Provided text -
NixOS breaks the Filesystem Hierarchy Standard (FHS) [@fhs] declared by the Linux foundation and followed by most distributions, instead using a flat symbolic link-based structure. This causes incompatibility with software not compiled by Nix. On the other hand, Buildroot [@buildroot] (and therefore SkiffOS) follow the FHS for compatibility with existing glibc-based binaries.
SkiffOS focuses on providing a minimal "shim" to abstract away the differences between hardware (particularly Single-Board Computers) such that the containers are portable to new platforms. It does not distribute complex packages like web browsers, graphical interfaces, and other user applications. This responsibility is left to the distributions running in Linux containers attached to persistent storage and/or customization of the cross-compiled system.
NixOS has been integrated with SkiffOS as a "core" container configuration. This approach uses Buildroot to manage the hardware specifics, and NixOS to handle declarative system configuration and rolling application upgrades in containers. Software not compiled by Nix can still be run in a concurrent container.

Stored data -
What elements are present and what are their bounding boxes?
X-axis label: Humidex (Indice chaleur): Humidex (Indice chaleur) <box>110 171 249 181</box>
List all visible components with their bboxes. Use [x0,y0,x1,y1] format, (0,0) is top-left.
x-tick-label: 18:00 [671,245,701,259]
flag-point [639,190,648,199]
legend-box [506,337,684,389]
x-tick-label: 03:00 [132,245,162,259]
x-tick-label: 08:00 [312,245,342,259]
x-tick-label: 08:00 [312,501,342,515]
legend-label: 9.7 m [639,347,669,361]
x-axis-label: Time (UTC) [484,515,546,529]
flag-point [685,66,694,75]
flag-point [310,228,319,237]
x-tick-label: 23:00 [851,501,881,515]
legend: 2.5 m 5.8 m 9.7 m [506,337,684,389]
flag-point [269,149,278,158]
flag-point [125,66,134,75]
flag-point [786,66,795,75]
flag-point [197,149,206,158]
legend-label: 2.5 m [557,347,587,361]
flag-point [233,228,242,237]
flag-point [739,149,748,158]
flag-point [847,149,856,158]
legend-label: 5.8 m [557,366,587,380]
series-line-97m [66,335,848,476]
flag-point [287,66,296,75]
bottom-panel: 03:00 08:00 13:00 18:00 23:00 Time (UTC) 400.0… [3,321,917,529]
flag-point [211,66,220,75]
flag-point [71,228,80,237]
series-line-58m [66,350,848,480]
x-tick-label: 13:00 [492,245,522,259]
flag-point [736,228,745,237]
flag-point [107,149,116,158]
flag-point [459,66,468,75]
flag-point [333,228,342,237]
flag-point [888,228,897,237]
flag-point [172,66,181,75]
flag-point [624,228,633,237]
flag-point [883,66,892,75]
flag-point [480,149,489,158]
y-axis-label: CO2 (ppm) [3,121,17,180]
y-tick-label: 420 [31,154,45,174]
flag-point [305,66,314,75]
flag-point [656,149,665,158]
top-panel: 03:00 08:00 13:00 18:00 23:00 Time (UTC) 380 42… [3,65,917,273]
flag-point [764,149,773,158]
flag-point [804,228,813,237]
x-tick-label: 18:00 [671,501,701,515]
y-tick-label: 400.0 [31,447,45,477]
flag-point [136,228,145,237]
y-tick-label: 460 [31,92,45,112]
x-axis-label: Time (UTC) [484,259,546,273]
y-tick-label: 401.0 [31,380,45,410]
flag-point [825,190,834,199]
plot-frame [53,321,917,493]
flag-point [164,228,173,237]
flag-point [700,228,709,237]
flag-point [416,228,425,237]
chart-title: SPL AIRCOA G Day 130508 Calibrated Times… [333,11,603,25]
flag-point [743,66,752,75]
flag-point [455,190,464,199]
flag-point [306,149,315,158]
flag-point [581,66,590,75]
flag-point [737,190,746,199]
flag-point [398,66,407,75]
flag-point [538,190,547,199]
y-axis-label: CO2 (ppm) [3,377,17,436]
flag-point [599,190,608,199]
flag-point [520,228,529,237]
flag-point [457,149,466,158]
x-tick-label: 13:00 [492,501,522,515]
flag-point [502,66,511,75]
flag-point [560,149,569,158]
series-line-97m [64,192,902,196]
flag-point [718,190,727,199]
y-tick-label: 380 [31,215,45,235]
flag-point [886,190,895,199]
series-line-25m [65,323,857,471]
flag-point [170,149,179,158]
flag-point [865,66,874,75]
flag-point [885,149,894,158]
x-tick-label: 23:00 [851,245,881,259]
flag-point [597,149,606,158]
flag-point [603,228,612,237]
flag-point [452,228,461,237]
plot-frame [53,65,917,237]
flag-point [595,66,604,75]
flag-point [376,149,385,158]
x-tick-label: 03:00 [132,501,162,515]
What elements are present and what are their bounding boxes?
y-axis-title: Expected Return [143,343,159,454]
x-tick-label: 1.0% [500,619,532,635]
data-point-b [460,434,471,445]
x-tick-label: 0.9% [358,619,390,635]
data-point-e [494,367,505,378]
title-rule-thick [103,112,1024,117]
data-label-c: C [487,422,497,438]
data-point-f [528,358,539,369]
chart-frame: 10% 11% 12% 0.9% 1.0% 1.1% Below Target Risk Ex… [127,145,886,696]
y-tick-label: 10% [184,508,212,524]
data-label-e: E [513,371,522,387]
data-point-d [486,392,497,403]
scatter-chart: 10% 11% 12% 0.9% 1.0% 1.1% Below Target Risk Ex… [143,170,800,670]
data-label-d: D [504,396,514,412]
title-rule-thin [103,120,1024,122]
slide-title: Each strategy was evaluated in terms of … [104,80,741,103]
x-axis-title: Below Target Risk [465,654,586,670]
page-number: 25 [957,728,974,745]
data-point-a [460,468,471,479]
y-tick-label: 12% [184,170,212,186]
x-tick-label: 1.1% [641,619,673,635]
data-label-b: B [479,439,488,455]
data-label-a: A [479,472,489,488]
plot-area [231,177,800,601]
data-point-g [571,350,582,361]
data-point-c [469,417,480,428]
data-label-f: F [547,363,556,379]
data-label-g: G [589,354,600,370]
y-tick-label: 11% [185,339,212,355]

Check your understanding -
a) Reproduce the SkiffOS and NixOS text from "NixOS has been" to "a concurrent container.".
b) According to the SkiffOS and NixOS text, why does SkiffOS follow the Filesystem Hierarchy Standard? Answer in one to three sentences.

Answers to the exercise -
a)
NixOS has been integrated with SkiffOS as a "core" container configuration. This approach uses Buildroot to manage the hardware specifics, and NixOS to handle declarative system configuration and rolling application upgrades in containers. Software not compiled by Nix can still be run in a concurrent container.

b) SkiffOS follows the FHS because Buildroot does. Buildroot follows it for compatibility with existing glibc-based binaries.